[Extracted rows]
===============
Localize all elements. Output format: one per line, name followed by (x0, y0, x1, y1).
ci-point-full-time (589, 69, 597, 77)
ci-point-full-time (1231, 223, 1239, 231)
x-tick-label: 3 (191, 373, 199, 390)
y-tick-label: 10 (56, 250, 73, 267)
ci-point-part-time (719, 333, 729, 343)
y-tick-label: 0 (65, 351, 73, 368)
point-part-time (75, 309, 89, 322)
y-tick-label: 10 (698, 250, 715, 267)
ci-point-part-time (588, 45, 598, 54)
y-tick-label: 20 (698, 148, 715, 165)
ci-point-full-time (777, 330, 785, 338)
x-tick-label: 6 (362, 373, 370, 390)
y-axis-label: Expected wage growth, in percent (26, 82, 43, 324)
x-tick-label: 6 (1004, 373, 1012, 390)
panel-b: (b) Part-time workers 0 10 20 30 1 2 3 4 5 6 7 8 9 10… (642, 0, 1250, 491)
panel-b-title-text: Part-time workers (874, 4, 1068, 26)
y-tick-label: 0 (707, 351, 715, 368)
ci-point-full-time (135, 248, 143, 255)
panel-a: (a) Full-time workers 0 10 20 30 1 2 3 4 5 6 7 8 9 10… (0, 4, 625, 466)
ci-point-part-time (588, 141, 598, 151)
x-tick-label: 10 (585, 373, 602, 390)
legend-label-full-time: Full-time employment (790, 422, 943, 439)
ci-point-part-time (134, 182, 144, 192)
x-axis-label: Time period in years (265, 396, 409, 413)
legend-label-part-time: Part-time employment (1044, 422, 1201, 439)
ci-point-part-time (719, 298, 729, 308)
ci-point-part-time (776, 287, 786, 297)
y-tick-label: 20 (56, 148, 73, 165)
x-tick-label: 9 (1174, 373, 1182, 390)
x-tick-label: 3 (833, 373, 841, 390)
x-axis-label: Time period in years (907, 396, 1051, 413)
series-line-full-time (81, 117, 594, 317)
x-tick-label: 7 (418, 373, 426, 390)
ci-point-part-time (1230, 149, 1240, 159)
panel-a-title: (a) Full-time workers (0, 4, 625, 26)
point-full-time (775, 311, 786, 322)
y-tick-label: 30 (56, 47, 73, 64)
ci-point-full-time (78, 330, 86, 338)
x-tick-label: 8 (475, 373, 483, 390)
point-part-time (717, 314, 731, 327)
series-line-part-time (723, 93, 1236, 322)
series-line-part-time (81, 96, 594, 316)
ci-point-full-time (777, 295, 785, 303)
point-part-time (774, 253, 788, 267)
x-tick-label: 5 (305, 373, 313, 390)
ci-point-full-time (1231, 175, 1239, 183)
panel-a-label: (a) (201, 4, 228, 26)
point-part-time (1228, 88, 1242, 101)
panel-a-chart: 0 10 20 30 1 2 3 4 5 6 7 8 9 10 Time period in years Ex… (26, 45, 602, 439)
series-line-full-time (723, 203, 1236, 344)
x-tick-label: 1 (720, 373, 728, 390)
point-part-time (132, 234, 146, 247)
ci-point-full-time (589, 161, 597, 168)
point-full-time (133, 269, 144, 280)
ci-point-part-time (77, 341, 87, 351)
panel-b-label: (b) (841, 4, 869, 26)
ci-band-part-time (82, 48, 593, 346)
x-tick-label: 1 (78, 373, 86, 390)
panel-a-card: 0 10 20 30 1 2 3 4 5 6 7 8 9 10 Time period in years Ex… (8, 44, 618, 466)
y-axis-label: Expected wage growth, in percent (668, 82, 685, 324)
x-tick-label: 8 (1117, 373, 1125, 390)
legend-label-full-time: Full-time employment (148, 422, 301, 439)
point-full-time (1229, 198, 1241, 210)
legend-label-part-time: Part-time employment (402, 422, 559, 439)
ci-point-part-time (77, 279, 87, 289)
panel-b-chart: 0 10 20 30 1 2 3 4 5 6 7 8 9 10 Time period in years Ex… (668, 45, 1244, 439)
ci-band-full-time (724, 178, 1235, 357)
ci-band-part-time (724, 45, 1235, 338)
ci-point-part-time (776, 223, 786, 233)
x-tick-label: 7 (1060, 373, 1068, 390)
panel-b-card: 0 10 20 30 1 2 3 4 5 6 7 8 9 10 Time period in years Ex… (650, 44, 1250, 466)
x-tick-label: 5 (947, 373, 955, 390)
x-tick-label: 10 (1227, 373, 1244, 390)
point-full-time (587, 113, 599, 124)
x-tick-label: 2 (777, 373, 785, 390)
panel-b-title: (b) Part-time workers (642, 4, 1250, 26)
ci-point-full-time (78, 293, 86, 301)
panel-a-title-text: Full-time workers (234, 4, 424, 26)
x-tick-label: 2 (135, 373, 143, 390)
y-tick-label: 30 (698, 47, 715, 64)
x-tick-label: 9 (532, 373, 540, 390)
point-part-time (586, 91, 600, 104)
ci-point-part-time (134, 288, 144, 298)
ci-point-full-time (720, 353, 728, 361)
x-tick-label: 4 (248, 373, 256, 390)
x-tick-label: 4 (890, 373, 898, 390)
===============
** Given instruction **
Return the rows above, copying every line without any change.

** Full output **
Localize all elements. Output format: one per line, name followed by (x0, y0, x1, y1).
ci-point-full-time (589, 69, 597, 77)
ci-point-full-time (1231, 223, 1239, 231)
x-tick-label: 3 (191, 373, 199, 390)
y-tick-label: 10 (56, 250, 73, 267)
ci-point-part-time (719, 333, 729, 343)
y-tick-label: 0 (65, 351, 73, 368)
point-part-time (75, 309, 89, 322)
y-tick-label: 10 (698, 250, 715, 267)
ci-point-part-time (588, 45, 598, 54)
y-tick-label: 20 (698, 148, 715, 165)
ci-point-full-time (777, 330, 785, 338)
x-tick-label: 6 (362, 373, 370, 390)
y-axis-label: Expected wage growth, in percent (26, 82, 43, 324)
x-tick-label: 6 (1004, 373, 1012, 390)
panel-b: (b) Part-time workers 0 10 20 30 1 2 3 4 5 6 7 8 9 10… (642, 0, 1250, 491)
panel-b-title-text: Part-time workers (874, 4, 1068, 26)
y-tick-label: 0 (707, 351, 715, 368)
ci-point-full-time (135, 248, 143, 255)
panel-a: (a) Full-time workers 0 10 20 30 1 2 3 4 5 6 7 8 9 10… (0, 4, 625, 466)
ci-point-part-time (588, 141, 598, 151)
x-tick-label: 10 (585, 373, 602, 390)
legend-label-full-time: Full-time employment (790, 422, 943, 439)
ci-point-part-time (134, 182, 144, 192)
x-axis-label: Time period in years (265, 396, 409, 413)
legend-label-part-time: Part-time employment (1044, 422, 1201, 439)
ci-point-part-time (719, 298, 729, 308)
ci-point-part-time (776, 287, 786, 297)
y-tick-label: 20 (56, 148, 73, 165)
x-tick-label: 9 (1174, 373, 1182, 390)
x-tick-label: 3 (833, 373, 841, 390)
x-axis-label: Time period in years (907, 396, 1051, 413)
series-line-full-time (81, 117, 594, 317)
x-tick-label: 7 (418, 373, 426, 390)
ci-point-part-time (1230, 149, 1240, 159)
panel-a-title: (a) Full-time workers (0, 4, 625, 26)
point-full-time (775, 311, 786, 322)
y-tick-label: 30 (56, 47, 73, 64)
ci-point-full-time (78, 330, 86, 338)
x-tick-label: 8 (475, 373, 483, 390)
point-part-time (717, 314, 731, 327)
series-line-part-time (723, 93, 1236, 322)
series-line-part-time (81, 96, 594, 316)
ci-point-full-time (777, 295, 785, 303)
point-part-time (774, 253, 788, 267)
x-tick-label: 5 (305, 373, 313, 390)
ci-point-full-time (1231, 175, 1239, 183)
panel-a-label: (a) (201, 4, 228, 26)
point-part-time (1228, 88, 1242, 101)
panel-a-chart: 0 10 20 30 1 2 3 4 5 6 7 8 9 10 Time period in years Ex… (26, 45, 602, 439)
series-line-full-time (723, 203, 1236, 344)
x-tick-label: 1 (720, 373, 728, 390)
point-part-time (132, 234, 146, 247)
ci-point-full-time (589, 161, 597, 168)
point-full-time (133, 269, 144, 280)
ci-point-part-time (77, 341, 87, 351)
panel-b-label: (b) (841, 4, 869, 26)
ci-band-part-time (82, 48, 593, 346)
x-tick-label: 1 (78, 373, 86, 390)
panel-a-card: 0 10 20 30 1 2 3 4 5 6 7 8 9 10 Time period in years Ex… (8, 44, 618, 466)
y-axis-label: Expected wage growth, in percent (668, 82, 685, 324)
x-tick-label: 8 (1117, 373, 1125, 390)
legend-label-full-time: Full-time employment (148, 422, 301, 439)
point-full-time (1229, 198, 1241, 210)
legend-label-part-time: Part-time employment (402, 422, 559, 439)
ci-point-part-time (77, 279, 87, 289)
panel-b-chart: 0 10 20 30 1 2 3 4 5 6 7 8 9 10 Time period in years Ex… (668, 45, 1244, 439)
ci-band-full-time (724, 178, 1235, 357)
ci-band-part-time (724, 45, 1235, 338)
ci-point-part-time (776, 223, 786, 233)
x-tick-label: 7 (1060, 373, 1068, 390)
panel-b-card: 0 10 20 30 1 2 3 4 5 6 7 8 9 10 Time period in years Ex… (650, 44, 1250, 466)
x-tick-label: 5 (947, 373, 955, 390)
x-tick-label: 10 (1227, 373, 1244, 390)
point-full-time (587, 113, 599, 124)
x-tick-label: 2 (777, 373, 785, 390)
panel-b-title: (b) Part-time workers (642, 4, 1250, 26)
ci-point-full-time (78, 293, 86, 301)
panel-a-title-text: Full-time workers (234, 4, 424, 26)
x-tick-label: 2 (135, 373, 143, 390)
y-tick-label: 30 (698, 47, 715, 64)
x-tick-label: 9 (532, 373, 540, 390)
point-part-time (586, 91, 600, 104)
ci-point-part-time (134, 288, 144, 298)
ci-point-full-time (720, 353, 728, 361)
x-tick-label: 4 (248, 373, 256, 390)
x-tick-label: 4 (890, 373, 898, 390)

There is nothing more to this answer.